Request
Work through the data below line by line and say how many lines hold "name"; give only the number.

Material provided

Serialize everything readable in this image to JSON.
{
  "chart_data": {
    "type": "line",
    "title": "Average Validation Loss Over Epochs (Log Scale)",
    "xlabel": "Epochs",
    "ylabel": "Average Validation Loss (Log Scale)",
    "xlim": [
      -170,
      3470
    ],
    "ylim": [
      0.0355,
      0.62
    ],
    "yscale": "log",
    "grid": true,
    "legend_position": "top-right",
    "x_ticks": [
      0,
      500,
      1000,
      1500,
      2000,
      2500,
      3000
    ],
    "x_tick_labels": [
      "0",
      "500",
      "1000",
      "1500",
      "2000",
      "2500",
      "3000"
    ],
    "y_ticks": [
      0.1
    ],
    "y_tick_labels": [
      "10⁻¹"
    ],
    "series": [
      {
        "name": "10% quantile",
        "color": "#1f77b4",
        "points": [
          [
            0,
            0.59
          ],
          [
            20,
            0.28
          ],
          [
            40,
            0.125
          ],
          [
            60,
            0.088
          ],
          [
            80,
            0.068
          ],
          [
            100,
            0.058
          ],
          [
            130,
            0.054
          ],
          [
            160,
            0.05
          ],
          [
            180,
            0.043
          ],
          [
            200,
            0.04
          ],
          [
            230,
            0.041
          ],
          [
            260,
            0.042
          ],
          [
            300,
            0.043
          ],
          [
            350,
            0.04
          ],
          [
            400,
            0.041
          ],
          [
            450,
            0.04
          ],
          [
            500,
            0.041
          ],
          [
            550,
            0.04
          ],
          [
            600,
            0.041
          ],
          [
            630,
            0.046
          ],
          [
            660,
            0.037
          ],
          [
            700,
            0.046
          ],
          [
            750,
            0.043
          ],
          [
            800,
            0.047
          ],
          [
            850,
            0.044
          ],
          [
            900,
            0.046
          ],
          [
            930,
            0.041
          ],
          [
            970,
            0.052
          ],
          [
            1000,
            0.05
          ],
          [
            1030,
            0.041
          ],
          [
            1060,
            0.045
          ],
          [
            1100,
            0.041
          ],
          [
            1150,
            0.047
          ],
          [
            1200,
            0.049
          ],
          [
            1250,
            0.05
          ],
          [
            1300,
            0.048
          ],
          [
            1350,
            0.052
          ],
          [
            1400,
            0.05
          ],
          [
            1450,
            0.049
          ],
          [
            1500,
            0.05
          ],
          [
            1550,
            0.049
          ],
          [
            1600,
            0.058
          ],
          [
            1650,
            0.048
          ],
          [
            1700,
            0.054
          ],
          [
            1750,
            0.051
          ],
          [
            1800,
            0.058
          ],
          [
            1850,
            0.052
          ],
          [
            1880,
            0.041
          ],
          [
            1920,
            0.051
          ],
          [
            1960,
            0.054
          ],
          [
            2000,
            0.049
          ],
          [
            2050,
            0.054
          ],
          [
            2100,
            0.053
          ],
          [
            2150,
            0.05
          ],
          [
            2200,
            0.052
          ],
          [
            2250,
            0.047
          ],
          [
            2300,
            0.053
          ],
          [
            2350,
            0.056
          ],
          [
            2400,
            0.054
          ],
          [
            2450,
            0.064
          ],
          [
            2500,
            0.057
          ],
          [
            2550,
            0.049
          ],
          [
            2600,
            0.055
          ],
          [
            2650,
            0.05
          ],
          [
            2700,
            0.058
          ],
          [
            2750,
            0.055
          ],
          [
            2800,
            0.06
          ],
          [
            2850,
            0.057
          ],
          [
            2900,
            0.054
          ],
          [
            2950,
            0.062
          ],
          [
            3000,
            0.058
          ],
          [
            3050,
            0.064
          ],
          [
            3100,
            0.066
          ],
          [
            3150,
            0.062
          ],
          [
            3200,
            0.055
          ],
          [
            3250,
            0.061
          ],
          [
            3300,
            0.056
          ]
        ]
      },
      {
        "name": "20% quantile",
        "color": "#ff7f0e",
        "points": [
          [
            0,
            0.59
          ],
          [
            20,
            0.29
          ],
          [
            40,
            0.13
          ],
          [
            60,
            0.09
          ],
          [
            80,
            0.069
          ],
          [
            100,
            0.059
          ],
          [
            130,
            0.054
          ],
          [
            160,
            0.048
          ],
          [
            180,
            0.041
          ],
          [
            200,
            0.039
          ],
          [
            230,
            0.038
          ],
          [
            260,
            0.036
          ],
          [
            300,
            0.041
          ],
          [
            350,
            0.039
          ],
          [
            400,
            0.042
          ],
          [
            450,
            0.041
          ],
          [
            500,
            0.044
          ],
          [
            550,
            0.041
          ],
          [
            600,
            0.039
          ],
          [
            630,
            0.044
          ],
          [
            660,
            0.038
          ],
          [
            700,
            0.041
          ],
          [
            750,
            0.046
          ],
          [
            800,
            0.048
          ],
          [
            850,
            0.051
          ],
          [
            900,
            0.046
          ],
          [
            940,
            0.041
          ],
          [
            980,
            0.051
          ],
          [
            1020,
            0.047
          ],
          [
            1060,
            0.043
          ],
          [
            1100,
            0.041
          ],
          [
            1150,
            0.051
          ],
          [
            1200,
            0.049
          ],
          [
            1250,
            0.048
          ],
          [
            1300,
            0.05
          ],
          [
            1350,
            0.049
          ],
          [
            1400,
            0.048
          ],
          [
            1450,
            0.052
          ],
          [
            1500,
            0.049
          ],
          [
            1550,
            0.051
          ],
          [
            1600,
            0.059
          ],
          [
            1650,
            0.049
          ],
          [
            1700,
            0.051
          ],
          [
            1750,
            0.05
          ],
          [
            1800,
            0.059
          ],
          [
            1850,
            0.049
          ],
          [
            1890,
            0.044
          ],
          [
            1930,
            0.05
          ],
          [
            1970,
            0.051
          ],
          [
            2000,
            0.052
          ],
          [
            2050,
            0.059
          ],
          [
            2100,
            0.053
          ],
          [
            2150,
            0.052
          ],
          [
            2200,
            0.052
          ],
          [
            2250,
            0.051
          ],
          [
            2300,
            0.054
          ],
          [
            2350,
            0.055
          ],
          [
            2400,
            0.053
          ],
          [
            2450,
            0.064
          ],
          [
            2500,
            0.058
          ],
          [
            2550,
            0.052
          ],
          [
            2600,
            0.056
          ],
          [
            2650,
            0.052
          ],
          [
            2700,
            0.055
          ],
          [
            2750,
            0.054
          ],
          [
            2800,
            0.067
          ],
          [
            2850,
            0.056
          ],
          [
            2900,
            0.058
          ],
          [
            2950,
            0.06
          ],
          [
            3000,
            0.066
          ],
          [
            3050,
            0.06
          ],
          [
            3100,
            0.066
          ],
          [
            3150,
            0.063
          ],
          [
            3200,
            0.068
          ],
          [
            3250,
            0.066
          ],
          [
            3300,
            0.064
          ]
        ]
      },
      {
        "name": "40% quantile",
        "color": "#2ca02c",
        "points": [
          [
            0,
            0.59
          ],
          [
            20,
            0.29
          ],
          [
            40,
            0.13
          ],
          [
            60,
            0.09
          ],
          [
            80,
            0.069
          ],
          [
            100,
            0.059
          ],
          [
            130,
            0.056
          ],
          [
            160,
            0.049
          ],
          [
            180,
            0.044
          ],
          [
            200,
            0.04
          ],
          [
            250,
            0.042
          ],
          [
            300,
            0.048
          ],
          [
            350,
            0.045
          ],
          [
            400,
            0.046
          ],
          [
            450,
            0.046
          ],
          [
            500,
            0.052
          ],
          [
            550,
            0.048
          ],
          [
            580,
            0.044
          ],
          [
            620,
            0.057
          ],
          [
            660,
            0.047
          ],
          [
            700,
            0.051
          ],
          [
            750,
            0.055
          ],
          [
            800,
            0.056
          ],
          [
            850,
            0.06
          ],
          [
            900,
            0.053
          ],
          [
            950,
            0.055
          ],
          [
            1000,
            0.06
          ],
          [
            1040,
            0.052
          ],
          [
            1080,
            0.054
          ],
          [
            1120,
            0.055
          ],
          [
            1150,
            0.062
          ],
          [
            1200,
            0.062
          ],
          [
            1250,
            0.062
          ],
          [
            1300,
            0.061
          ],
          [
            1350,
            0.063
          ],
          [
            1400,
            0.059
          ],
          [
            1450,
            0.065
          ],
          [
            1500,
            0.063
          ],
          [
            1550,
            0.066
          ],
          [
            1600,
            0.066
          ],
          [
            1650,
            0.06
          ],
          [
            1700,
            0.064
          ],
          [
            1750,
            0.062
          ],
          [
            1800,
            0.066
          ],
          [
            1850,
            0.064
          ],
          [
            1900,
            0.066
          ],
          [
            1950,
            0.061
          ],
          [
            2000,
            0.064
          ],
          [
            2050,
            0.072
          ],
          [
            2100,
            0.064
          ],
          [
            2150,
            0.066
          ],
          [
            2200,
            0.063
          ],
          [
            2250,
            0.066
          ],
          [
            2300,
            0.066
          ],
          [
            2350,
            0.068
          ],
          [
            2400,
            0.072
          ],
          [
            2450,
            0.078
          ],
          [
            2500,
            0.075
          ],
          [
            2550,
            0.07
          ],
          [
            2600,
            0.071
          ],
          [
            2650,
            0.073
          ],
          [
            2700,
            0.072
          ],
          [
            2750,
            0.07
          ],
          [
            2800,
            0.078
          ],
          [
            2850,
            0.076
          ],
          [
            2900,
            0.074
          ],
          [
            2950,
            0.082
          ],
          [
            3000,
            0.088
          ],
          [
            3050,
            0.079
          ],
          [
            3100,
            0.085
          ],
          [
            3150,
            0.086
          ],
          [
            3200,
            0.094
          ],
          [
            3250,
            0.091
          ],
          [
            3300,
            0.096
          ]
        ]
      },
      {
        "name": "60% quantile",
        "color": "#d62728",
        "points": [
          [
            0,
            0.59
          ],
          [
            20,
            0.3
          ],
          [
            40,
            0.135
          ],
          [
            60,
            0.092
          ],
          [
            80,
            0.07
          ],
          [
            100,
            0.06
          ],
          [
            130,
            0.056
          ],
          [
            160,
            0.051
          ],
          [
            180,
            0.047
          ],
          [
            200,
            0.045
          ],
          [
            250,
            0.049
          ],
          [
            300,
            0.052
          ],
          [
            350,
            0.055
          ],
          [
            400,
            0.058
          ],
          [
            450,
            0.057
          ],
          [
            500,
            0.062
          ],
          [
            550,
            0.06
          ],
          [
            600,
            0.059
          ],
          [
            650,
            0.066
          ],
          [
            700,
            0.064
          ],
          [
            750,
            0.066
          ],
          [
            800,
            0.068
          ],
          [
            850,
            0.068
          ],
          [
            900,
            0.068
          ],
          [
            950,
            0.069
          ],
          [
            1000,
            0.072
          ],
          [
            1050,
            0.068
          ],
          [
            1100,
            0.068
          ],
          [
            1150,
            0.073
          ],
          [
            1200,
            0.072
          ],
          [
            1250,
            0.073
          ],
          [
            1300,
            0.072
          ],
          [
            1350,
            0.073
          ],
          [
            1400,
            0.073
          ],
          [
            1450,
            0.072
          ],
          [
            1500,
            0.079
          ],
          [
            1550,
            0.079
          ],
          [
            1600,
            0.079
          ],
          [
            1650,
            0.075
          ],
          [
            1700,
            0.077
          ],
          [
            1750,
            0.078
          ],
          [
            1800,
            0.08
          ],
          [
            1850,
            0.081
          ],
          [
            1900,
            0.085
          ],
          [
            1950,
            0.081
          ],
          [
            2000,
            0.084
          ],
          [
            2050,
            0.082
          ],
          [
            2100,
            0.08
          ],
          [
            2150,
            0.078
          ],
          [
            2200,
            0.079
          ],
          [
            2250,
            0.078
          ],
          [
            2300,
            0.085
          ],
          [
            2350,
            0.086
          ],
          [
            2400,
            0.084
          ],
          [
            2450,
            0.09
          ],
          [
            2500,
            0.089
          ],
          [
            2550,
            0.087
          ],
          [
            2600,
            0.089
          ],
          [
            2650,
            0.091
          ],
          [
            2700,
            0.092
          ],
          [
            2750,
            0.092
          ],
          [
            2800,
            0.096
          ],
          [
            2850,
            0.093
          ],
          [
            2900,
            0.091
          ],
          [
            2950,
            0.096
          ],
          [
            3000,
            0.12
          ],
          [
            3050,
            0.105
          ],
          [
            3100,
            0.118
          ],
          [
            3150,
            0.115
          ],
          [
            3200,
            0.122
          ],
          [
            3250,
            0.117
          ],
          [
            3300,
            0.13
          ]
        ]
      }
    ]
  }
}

Correct response
4